### Work to do
Copy each line below in which the word "name" occurs.

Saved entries
>>>>>
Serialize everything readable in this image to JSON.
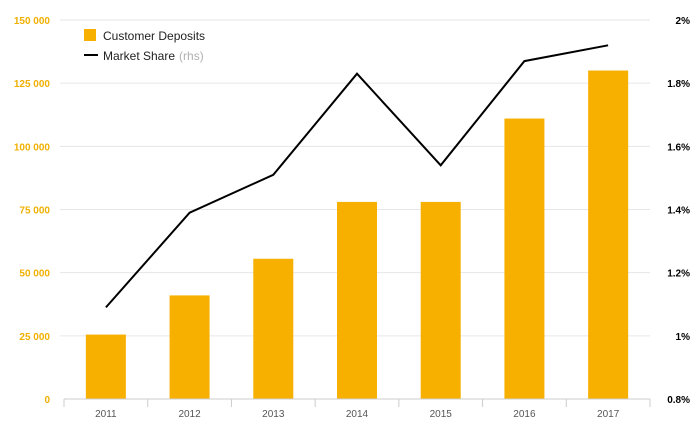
{
  "colors": {
    "bar": "#f7b000",
    "line": "#000000",
    "left_axis_text": "#f0b000",
    "grid": "#e6e6e6",
    "axis": "#cccccc",
    "legend_suffix": "#b0b0b0"
  },
  "chart_data": {
    "type": "bar",
    "categories": [
      "2011",
      "2012",
      "2013",
      "2014",
      "2015",
      "2016",
      "2017"
    ],
    "series": [
      {
        "name": "Customer Deposits",
        "type": "bar",
        "axis": "left",
        "values": [
          25500,
          41000,
          55500,
          78000,
          78000,
          111000,
          130000
        ]
      },
      {
        "name": "Market Share",
        "type": "line",
        "axis": "right",
        "values": [
          1.09,
          1.39,
          1.51,
          1.83,
          1.54,
          1.87,
          1.92
        ]
      }
    ],
    "left_axis": {
      "ylim": [
        0,
        150000
      ],
      "ticks": [
        "0",
        "25 000",
        "50 000",
        "75 000",
        "100 000",
        "125 000",
        "150 000"
      ]
    },
    "right_axis": {
      "ylim": [
        0.8,
        2.0
      ],
      "ticks": [
        "0.8%",
        "1%",
        "1.2%",
        "1.4%",
        "1.6%",
        "1.8%",
        "2%"
      ]
    },
    "grid": true,
    "legend": {
      "position": "top-left",
      "items": [
        {
          "label": "Customer Deposits",
          "suffix": ""
        },
        {
          "label": "Market Share",
          "suffix": "(rhs)"
        }
      ]
    }
  }
}
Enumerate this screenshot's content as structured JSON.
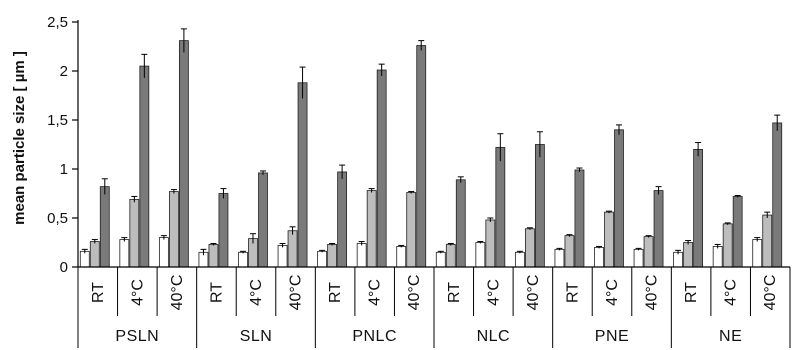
<<<<<
### Correct response
        "name": "Customer Deposits",
        "name": "Market Share",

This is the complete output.